» **Supplied records**
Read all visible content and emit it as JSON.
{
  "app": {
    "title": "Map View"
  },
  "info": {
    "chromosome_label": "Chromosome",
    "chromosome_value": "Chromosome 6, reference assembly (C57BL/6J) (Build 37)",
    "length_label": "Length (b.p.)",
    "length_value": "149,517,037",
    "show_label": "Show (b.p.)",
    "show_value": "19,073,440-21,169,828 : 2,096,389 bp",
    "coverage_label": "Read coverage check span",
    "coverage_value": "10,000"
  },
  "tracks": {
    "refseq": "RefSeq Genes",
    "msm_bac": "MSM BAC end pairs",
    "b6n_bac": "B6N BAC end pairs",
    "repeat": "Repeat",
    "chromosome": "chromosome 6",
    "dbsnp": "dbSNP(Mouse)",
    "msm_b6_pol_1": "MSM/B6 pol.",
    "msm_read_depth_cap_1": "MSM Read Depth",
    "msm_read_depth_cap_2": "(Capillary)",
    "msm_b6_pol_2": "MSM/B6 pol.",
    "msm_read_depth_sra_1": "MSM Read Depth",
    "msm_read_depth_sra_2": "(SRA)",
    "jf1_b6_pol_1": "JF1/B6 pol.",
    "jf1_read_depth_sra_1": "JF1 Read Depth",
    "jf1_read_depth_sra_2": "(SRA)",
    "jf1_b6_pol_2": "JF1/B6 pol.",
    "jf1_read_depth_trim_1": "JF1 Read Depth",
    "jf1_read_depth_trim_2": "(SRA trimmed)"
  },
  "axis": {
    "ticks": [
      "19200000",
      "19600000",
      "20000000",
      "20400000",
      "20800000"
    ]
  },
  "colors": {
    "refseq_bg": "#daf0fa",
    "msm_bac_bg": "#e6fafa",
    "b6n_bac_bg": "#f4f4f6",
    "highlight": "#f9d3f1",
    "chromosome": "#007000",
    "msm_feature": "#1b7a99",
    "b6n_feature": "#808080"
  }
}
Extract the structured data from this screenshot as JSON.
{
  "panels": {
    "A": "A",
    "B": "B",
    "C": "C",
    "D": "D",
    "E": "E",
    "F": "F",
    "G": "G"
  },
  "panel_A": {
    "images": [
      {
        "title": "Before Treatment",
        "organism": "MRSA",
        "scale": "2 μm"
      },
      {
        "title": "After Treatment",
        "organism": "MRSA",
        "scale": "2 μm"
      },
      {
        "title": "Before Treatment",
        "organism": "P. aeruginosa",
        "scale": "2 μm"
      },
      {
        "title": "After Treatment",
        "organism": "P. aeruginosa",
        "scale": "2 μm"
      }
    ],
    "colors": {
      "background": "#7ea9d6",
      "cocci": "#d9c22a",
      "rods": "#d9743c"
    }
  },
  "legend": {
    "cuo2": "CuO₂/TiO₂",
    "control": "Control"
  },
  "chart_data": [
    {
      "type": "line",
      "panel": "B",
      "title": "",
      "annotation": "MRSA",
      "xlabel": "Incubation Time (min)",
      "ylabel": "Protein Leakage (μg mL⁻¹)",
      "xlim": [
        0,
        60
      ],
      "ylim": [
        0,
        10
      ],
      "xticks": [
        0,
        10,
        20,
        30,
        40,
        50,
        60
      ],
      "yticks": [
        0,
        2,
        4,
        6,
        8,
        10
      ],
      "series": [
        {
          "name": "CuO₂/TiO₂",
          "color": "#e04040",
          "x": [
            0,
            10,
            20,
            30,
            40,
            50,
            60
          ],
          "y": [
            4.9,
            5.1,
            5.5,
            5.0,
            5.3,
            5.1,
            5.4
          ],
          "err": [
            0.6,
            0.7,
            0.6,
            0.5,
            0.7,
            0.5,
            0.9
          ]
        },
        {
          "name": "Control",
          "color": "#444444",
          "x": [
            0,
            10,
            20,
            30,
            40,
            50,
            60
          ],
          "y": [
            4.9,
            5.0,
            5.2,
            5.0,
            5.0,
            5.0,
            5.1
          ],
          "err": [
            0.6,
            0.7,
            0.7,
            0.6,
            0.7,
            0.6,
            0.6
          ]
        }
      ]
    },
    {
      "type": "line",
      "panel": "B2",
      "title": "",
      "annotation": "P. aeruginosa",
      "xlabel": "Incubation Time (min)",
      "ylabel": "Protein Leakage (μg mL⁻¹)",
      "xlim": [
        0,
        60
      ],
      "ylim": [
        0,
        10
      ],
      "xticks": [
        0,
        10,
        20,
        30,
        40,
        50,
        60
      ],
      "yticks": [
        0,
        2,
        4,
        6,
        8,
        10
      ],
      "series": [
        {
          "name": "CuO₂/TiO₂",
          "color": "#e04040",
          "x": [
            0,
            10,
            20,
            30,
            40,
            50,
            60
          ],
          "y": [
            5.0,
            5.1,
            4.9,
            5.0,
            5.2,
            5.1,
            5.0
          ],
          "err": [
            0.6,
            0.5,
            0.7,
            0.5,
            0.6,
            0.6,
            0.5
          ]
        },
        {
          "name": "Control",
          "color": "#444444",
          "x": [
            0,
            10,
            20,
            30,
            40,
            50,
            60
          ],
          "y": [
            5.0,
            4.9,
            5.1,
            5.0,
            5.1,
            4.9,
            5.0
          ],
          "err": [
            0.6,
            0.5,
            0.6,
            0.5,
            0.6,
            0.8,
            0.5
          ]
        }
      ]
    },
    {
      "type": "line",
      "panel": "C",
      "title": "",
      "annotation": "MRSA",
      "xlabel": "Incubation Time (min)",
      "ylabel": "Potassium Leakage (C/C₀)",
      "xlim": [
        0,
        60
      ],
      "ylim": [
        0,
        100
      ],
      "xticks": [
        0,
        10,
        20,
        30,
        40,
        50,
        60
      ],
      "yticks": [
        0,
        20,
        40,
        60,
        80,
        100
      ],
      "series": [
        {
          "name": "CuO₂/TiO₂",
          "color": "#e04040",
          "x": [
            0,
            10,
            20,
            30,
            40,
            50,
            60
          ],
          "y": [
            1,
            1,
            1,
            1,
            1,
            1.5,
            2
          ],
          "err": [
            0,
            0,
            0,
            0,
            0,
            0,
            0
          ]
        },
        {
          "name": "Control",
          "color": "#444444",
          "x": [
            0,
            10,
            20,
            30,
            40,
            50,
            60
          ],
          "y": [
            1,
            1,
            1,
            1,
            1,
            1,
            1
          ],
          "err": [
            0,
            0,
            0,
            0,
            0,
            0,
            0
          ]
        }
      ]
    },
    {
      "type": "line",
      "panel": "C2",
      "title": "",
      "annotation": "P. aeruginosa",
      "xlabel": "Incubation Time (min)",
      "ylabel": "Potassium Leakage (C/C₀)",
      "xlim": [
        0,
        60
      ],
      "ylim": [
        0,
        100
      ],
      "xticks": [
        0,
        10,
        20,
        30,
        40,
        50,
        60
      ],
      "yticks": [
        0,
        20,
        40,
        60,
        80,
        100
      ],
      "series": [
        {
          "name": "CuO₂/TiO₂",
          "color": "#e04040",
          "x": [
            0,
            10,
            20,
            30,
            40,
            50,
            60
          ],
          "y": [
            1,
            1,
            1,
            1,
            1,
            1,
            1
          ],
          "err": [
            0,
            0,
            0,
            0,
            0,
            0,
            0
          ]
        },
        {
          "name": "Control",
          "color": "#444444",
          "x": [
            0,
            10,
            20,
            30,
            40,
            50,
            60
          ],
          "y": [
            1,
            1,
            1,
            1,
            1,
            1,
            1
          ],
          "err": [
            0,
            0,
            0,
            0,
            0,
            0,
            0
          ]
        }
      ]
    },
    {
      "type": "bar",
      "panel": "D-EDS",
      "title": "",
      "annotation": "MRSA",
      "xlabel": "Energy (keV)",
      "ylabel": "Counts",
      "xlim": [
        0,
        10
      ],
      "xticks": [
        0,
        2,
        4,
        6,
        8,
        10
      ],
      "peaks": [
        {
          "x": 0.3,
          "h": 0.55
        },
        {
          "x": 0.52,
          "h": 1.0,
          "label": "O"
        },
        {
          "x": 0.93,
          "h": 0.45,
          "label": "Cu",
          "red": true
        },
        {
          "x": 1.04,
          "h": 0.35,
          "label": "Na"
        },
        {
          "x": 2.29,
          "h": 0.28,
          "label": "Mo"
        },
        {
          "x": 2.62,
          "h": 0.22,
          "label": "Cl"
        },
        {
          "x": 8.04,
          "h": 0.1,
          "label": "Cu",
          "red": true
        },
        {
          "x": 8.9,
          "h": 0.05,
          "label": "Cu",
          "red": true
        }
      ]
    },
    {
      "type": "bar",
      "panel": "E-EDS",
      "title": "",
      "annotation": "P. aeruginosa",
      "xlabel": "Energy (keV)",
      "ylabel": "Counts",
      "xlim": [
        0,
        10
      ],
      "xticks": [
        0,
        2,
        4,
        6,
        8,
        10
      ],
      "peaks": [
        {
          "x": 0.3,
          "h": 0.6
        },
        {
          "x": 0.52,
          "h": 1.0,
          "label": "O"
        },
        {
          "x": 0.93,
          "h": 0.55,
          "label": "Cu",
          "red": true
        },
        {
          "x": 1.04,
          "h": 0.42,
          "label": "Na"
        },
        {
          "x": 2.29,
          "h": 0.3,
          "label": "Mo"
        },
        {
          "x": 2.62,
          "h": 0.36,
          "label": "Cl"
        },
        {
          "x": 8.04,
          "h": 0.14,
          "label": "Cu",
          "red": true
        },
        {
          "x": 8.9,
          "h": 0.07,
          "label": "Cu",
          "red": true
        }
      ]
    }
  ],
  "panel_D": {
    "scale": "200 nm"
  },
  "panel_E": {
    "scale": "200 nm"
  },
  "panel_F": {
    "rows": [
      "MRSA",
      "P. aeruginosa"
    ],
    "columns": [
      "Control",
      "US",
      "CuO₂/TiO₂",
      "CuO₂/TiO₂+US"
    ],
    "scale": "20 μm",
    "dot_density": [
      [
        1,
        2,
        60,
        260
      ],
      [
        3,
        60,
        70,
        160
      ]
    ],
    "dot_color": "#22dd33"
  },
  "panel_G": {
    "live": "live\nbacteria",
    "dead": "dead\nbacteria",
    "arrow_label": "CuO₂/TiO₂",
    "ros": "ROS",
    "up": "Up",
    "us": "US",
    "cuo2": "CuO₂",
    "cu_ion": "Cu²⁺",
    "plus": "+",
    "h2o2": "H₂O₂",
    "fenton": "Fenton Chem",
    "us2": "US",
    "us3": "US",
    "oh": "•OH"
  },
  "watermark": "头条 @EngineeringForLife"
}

» **Requirement**
Copy out the lines of the data where the string "nbacteria" occurs.

» **Finished exercise**
    "live": "live\nbacteria",
    "dead": "dead\nbacteria",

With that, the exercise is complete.